Given task> Look through the material and copy each line holding "ketika".

Task data>
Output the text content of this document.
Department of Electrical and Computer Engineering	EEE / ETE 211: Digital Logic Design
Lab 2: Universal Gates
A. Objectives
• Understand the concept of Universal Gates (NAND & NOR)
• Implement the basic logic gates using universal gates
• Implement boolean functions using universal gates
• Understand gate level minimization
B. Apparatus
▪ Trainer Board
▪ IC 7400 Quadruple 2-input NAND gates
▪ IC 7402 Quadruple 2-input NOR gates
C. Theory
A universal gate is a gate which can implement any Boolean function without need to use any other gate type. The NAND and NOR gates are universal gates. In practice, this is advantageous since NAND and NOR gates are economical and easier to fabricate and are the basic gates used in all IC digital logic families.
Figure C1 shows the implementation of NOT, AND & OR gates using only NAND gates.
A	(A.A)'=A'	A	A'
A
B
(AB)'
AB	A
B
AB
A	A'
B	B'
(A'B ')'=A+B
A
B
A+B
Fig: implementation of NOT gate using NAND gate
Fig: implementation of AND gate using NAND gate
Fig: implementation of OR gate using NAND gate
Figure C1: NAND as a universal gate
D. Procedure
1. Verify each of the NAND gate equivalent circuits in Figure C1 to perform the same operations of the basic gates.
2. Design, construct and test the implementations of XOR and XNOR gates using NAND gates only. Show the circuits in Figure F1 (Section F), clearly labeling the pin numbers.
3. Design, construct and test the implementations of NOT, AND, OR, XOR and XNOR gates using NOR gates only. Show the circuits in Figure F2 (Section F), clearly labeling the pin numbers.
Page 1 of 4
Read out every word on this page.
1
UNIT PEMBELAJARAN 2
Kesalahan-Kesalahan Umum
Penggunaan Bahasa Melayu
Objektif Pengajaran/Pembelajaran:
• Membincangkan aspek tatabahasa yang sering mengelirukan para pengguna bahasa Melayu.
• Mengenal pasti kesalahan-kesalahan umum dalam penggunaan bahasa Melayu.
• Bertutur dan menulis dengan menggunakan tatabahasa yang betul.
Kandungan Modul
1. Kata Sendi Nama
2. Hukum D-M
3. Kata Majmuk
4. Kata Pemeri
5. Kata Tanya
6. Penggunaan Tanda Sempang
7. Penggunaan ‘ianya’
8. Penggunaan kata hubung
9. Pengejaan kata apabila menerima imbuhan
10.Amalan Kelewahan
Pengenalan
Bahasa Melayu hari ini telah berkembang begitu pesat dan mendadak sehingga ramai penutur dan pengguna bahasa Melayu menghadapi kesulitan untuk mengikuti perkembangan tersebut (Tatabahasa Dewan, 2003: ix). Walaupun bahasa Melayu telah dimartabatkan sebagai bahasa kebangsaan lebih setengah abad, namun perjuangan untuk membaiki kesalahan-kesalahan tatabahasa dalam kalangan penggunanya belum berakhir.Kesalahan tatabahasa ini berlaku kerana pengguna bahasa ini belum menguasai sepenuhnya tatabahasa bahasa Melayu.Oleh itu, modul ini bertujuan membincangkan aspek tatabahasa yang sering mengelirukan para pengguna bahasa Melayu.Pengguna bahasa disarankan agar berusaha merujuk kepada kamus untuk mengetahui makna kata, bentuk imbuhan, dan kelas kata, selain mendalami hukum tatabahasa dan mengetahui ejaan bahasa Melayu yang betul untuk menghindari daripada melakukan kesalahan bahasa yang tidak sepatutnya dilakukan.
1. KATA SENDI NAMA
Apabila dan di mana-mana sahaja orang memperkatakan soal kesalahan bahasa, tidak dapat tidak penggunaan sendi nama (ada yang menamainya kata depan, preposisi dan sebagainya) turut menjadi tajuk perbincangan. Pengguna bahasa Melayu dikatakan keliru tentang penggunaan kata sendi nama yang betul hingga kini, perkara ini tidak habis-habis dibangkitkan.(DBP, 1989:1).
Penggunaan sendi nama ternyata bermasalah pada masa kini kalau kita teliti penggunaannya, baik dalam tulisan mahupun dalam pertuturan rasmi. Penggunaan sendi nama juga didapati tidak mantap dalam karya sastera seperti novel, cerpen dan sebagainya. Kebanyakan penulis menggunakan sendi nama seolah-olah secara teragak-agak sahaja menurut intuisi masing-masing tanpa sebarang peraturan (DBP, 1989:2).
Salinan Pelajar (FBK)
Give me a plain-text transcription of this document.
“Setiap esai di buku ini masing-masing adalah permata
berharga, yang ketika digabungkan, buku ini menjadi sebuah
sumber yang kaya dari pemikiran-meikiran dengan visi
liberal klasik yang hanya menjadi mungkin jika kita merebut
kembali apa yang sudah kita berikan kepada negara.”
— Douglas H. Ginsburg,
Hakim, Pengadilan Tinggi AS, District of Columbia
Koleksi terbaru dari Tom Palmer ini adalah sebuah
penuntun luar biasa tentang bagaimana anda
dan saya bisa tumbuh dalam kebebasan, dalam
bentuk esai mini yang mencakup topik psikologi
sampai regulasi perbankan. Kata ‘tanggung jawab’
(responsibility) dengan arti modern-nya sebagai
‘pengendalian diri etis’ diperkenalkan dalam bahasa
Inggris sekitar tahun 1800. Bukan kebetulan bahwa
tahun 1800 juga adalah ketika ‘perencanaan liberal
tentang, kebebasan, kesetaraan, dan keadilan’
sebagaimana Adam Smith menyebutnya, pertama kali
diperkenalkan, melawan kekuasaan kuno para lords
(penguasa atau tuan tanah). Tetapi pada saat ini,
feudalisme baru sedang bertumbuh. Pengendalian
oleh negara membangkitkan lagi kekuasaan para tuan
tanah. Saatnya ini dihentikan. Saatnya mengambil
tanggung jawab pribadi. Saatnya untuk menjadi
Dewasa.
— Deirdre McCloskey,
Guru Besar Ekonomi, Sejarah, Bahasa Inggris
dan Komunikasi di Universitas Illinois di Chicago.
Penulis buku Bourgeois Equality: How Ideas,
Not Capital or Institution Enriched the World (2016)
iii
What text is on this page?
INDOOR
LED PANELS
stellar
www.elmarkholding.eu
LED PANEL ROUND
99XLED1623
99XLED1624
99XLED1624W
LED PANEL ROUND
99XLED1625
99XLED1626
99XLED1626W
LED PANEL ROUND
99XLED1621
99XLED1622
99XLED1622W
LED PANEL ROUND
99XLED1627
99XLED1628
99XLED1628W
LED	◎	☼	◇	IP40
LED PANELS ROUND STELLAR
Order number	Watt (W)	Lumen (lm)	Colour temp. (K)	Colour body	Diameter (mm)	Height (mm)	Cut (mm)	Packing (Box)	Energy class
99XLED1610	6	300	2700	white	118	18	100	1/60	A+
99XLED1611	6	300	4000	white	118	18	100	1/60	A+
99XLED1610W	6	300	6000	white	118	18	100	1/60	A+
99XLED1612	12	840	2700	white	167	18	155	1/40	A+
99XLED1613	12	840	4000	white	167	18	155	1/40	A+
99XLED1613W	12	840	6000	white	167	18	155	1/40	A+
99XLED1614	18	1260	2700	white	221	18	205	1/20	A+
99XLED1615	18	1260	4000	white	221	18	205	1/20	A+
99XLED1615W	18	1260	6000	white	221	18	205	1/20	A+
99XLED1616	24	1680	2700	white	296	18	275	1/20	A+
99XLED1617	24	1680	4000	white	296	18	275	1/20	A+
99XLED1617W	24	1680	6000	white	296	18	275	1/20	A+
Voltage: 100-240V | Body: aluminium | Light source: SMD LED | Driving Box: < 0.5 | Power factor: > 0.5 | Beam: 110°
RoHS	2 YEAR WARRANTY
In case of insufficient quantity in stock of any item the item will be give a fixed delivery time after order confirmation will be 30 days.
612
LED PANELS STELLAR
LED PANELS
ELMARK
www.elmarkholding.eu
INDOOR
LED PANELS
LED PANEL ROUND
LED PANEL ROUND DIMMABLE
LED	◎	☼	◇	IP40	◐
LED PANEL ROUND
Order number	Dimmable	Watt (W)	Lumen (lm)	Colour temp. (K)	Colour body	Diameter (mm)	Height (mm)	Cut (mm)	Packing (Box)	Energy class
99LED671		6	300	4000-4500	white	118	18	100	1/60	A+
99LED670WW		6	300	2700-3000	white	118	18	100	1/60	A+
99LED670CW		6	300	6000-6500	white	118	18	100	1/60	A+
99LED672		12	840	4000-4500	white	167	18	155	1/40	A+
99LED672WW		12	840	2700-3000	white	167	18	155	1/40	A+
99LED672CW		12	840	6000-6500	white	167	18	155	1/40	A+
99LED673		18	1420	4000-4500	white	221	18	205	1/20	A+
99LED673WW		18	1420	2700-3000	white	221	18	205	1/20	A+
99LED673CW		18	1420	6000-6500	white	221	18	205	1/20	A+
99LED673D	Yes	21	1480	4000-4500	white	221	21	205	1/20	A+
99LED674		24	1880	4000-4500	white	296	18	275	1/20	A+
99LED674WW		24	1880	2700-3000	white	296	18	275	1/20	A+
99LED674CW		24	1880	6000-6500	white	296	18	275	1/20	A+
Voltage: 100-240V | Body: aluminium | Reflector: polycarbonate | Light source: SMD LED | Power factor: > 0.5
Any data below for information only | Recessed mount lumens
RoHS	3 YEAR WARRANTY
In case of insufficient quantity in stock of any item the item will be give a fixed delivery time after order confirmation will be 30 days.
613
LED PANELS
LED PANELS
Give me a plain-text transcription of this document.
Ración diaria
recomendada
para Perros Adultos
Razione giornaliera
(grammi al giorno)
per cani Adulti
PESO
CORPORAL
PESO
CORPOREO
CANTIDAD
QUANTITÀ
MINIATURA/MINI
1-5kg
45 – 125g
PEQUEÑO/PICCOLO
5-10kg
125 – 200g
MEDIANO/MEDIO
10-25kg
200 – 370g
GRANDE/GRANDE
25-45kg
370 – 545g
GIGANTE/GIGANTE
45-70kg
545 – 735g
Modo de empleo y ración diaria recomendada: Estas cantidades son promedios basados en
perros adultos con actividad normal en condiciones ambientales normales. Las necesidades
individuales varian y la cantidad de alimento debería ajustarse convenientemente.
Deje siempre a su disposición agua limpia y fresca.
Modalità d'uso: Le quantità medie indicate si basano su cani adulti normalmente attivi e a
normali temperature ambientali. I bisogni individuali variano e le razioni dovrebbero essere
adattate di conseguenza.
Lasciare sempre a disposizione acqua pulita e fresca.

Solution to this exercise>
berharga, yang ketika digabungkan, buku ini menjadi sebuah
tahun 1800 juga adalah ketika ‘perencanaan liberal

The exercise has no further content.